▶ [Exercise aim]: Verbatim output of all the material below is required.

----- Input records

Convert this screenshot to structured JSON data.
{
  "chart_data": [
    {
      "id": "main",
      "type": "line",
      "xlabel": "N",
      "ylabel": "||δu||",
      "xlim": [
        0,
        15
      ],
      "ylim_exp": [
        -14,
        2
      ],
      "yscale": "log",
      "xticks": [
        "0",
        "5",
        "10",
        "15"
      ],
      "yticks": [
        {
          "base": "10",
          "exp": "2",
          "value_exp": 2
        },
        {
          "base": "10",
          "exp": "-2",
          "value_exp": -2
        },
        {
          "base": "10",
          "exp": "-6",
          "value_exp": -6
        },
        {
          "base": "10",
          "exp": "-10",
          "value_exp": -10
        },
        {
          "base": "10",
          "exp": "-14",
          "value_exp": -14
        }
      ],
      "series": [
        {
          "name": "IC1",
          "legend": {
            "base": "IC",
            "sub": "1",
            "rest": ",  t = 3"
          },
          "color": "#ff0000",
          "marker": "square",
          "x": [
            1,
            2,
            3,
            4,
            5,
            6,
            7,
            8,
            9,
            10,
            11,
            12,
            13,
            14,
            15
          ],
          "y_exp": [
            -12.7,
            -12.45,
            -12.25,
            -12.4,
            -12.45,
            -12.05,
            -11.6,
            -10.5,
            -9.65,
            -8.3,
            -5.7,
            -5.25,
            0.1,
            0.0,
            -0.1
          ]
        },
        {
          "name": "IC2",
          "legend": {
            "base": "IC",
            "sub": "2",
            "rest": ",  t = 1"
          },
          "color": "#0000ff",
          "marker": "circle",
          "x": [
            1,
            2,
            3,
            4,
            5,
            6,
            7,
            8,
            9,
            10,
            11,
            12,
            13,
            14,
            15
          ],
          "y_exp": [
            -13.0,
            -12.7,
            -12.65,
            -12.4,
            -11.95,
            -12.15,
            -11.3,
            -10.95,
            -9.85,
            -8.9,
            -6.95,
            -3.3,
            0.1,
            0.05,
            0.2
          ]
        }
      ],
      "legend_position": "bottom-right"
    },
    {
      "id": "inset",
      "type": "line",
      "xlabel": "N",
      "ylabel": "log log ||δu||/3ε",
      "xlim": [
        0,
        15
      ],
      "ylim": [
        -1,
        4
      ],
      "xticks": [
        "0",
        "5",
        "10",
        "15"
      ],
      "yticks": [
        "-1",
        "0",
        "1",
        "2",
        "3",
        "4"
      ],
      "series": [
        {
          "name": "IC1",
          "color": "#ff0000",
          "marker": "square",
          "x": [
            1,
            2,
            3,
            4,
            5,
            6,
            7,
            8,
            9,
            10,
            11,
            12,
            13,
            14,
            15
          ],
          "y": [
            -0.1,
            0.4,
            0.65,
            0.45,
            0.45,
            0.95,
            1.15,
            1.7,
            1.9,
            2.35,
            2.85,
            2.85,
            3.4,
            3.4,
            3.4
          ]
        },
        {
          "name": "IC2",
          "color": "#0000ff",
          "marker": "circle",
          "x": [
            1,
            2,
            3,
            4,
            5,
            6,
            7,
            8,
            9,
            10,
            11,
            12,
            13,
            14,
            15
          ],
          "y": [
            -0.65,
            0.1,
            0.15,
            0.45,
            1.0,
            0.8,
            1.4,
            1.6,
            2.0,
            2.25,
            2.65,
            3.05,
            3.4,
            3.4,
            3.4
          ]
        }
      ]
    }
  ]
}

----------

▶ [Exercise solution]:
Convert this screenshot to structured JSON data.
{
  "chart_data": [
    {
      "id": "main",
      "type": "line",
      "xlabel": "N",
      "ylabel": "||δu||",
      "xlim": [
        0,
        15
      ],
      "ylim_exp": [
        -14,
        2
      ],
      "yscale": "log",
      "xticks": [
        "0",
        "5",
        "10",
        "15"
      ],
      "yticks": [
        {
          "base": "10",
          "exp": "2",
          "value_exp": 2
        },
        {
          "base": "10",
          "exp": "-2",
          "value_exp": -2
        },
        {
          "base": "10",
          "exp": "-6",
          "value_exp": -6
        },
        {
          "base": "10",
          "exp": "-10",
          "value_exp": -10
        },
        {
          "base": "10",
          "exp": "-14",
          "value_exp": -14
        }
      ],
      "series": [
        {
          "name": "IC1",
          "legend": {
            "base": "IC",
            "sub": "1",
            "rest": ",  t = 3"
          },
          "color": "#ff0000",
          "marker": "square",
          "x": [
            1,
            2,
            3,
            4,
            5,
            6,
            7,
            8,
            9,
            10,
            11,
            12,
            13,
            14,
            15
          ],
          "y_exp": [
            -12.7,
            -12.45,
            -12.25,
            -12.4,
            -12.45,
            -12.05,
            -11.6,
            -10.5,
            -9.65,
            -8.3,
            -5.7,
            -5.25,
            0.1,
            0.0,
            -0.1
          ]
        },
        {
          "name": "IC2",
          "legend": {
            "base": "IC",
            "sub": "2",
            "rest": ",  t = 1"
          },
          "color": "#0000ff",
          "marker": "circle",
          "x": [
            1,
            2,
            3,
            4,
            5,
            6,
            7,
            8,
            9,
            10,
            11,
            12,
            13,
            14,
            15
          ],
          "y_exp": [
            -13.0,
            -12.7,
            -12.65,
            -12.4,
            -11.95,
            -12.15,
            -11.3,
            -10.95,
            -9.85,
            -8.9,
            -6.95,
            -3.3,
            0.1,
            0.05,
            0.2
          ]
        }
      ],
      "legend_position": "bottom-right"
    },
    {
      "id": "inset",
      "type": "line",
      "xlabel": "N",
      "ylabel": "log log ||δu||/3ε",
      "xlim": [
        0,
        15
      ],
      "ylim": [
        -1,
        4
      ],
      "xticks": [
        "0",
        "5",
        "10",
        "15"
      ],
      "yticks": [
        "-1",
        "0",
        "1",
        "2",
        "3",
        "4"
      ],
      "series": [
        {
          "name": "IC1",
          "color": "#ff0000",
          "marker": "square",
          "x": [
            1,
            2,
            3,
            4,
            5,
            6,
            7,
            8,
            9,
            10,
            11,
            12,
            13,
            14,
            15
          ],
          "y": [
            -0.1,
            0.4,
            0.65,
            0.45,
            0.45,
            0.95,
            1.15,
            1.7,
            1.9,
            2.35,
            2.85,
            2.85,
            3.4,
            3.4,
            3.4
          ]
        },
        {
          "name": "IC2",
          "color": "#0000ff",
          "marker": "circle",
          "x": [
            1,
            2,
            3,
            4,
            5,
            6,
            7,
            8,
            9,
            10,
            11,
            12,
            13,
            14,
            15
          ],
          "y": [
            -0.65,
            0.1,
            0.15,
            0.45,
            1.0,
            0.8,
            1.4,
            1.6,
            2.0,
            2.25,
            2.65,
            3.05,
            3.4,
            3.4,
            3.4
          ]
        }
      ]
    }
  ]
}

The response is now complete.